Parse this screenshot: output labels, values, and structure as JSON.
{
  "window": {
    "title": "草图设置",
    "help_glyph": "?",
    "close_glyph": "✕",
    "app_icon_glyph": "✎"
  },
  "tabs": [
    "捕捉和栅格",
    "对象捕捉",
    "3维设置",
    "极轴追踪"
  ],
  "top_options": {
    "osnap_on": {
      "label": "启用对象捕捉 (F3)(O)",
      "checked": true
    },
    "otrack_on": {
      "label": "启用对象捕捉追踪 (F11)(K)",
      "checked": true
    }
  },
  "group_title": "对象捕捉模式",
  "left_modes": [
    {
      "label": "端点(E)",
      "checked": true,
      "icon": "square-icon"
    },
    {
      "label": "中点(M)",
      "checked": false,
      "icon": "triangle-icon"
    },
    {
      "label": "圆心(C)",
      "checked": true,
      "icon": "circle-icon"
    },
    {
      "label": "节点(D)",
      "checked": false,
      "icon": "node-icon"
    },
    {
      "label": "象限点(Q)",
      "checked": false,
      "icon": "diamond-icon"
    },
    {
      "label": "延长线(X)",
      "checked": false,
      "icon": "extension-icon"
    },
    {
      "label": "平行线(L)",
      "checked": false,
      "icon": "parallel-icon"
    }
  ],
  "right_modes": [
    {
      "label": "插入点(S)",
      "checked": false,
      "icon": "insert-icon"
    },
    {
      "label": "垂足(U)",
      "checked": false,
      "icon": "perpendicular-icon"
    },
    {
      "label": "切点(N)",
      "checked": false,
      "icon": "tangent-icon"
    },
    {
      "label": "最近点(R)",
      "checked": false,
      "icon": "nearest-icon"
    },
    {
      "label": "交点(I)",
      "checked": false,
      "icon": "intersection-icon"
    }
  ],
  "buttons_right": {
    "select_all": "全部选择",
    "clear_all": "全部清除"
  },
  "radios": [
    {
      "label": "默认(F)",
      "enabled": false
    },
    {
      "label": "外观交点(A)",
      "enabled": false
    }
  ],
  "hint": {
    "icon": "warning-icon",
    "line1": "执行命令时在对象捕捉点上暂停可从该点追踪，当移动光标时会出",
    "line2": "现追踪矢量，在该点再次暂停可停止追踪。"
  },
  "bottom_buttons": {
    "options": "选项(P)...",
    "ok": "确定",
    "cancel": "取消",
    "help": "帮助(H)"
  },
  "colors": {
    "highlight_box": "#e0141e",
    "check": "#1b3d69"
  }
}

• • •

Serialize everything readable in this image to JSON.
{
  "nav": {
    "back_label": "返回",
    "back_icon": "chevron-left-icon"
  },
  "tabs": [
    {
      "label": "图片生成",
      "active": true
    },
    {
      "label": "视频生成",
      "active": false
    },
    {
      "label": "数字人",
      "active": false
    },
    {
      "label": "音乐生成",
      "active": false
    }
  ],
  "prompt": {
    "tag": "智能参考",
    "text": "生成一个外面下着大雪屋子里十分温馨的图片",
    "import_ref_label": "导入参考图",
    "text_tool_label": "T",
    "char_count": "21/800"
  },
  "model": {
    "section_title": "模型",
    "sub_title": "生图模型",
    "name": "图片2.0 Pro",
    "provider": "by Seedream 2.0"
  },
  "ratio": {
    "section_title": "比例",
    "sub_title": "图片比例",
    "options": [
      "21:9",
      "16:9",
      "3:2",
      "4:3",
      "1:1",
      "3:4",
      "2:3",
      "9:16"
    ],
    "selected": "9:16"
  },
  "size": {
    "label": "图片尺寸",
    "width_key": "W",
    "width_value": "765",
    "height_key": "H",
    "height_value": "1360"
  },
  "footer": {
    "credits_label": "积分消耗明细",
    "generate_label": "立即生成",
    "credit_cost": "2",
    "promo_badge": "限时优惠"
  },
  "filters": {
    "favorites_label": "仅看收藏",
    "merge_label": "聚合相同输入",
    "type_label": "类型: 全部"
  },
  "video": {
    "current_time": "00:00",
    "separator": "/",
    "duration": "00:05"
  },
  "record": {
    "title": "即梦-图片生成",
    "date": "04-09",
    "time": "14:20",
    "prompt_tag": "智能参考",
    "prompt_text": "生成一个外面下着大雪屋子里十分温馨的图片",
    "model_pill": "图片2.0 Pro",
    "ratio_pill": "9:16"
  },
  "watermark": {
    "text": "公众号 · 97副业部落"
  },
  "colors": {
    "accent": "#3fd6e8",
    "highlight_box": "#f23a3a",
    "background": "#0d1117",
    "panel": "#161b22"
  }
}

• • •

WHAT YOU WILL DO
Looking at the data above, show all lines where the word "this" occurs.

RESULT BELOW
Parse this screenshot: output labels, values, and structure as JSON.
Serialize everything readable in this image to JSON.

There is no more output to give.